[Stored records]
◇ ◇ ◇

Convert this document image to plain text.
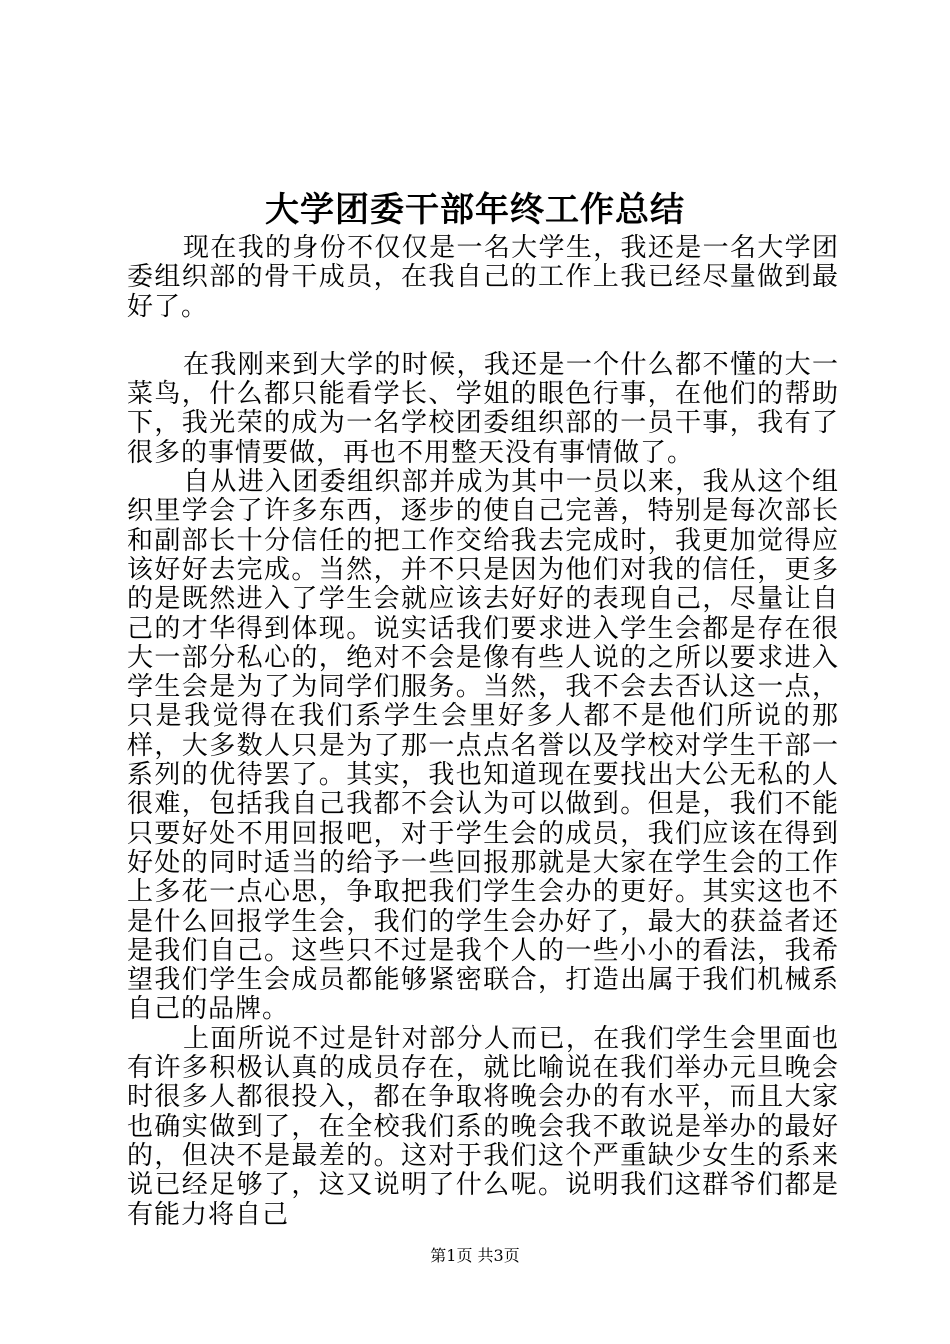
大学团委干部年终工作总结

现在我的身份不仅仅是一名大学生，我还是一名大学团委组织部的骨干成员，在我自己的工作上我已经尽量做到最好了。

在我刚来到大学的时候，我还是一个什么都不懂的大一菜鸟，什么都只能看学长、学姐的眼色行事，在他们的帮助下，我光荣的成为一名学校团委组织部的一员干事，我有了很多的事情要做，再也不用整天没有事情做了。

自从进入团委组织部并成为其中一员以来，我从这个组织里学会了许多东西，逐步的使自己完善，特别是每次部长和副部长十分信任的把工作交给我去完成时，我更加觉得应该好好去完成。当然，并不只是因为他们对我的信任，更多的是既然进入了学生会就应该去好好的表现自己，尽量让自己的才华得到体现。说实话我们要求进入学生会都是存在很大一部分私心的，绝对不会是像有些人说的之所以要求进入学生会是为了为同学们服务。当然，我不会去否认这一点，只是我觉得在我们系学生会里好多人都不是他们所说的那样，大多数人只是为了那一点点名誉以及学校对学生干部一系列的优待罢了。其实，我也知道现在要找出大公无私的人很难，包括我自己我都不会认为可以做到。但是，我们不能只要好处不用回报吧，对于学生会的成员，我们应该在得到好处的同时适当的给予一些回报那就是大家在学生会的工作上多花一点心思，争取把我们学生会办的更好。其实这也不是什么回报学生会，我们的学生会办好了，最大的获益者还是我们自己。这些只不过是我个人的一些小小的看法，我希望我们学生会成员都能够紧密联合，打造出属于我们机械系自己的品牌。

上面所说不过是针对部分人而已，在我们学生会里面也有许多积极认真的成员存在，就比喻说在我们举办元旦晚会时很多人都很投入，都在争取将晚会办的有水平，而且大家也确实做到了，在全校我们系的晚会我不敢说是举办的最好的，但决不是最差的。这对于我们这个严重缺少女生的系来说已经足够了，这又说明了什么呢。说明我们这群爷们都是有能力将自己

第1页 共3页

◇ ◇ ◇

PROBLEM TO WORK ON:
Retype the whole listing exactly and leave the pictures out.

SOLUTION:
Convert this document image to plain text.
大学团委干部年终工作总结

现在我的身份不仅仅是一名大学生，我还是一名大学团委组织部的骨干成员，在我自己的工作上我已经尽量做到最好了。

在我刚来到大学的时候，我还是一个什么都不懂的大一菜鸟，什么都只能看学长、学姐的眼色行事，在他们的帮助下，我光荣的成为一名学校团委组织部的一员干事，我有了很多的事情要做，再也不用整天没有事情做了。

自从进入团委组织部并成为其中一员以来，我从这个组织里学会了许多东西，逐步的使自己完善，特别是每次部长和副部长十分信任的把工作交给我去完成时，我更加觉得应该好好去完成。当然，并不只是因为他们对我的信任，更多的是既然进入了学生会就应该去好好的表现自己，尽量让自己的才华得到体现。说实话我们要求进入学生会都是存在很大一部分私心的，绝对不会是像有些人说的之所以要求进入学生会是为了为同学们服务。当然，我不会去否认这一点，只是我觉得在我们系学生会里好多人都不是他们所说的那样，大多数人只是为了那一点点名誉以及学校对学生干部一系列的优待罢了。其实，我也知道现在要找出大公无私的人很难，包括我自己我都不会认为可以做到。但是，我们不能只要好处不用回报吧，对于学生会的成员，我们应该在得到好处的同时适当的给予一些回报那就是大家在学生会的工作上多花一点心思，争取把我们学生会办的更好。其实这也不是什么回报学生会，我们的学生会办好了，最大的获益者还是我们自己。这些只不过是我个人的一些小小的看法，我希望我们学生会成员都能够紧密联合，打造出属于我们机械系自己的品牌。

上面所说不过是针对部分人而已，在我们学生会里面也有许多积极认真的成员存在，就比喻说在我们举办元旦晚会时很多人都很投入，都在争取将晚会办的有水平，而且大家也确实做到了，在全校我们系的晚会我不敢说是举办的最好的，但决不是最差的。这对于我们这个严重缺少女生的系来说已经足够了，这又说明了什么呢。说明我们这群爷们都是有能力将自己

第1页 共3页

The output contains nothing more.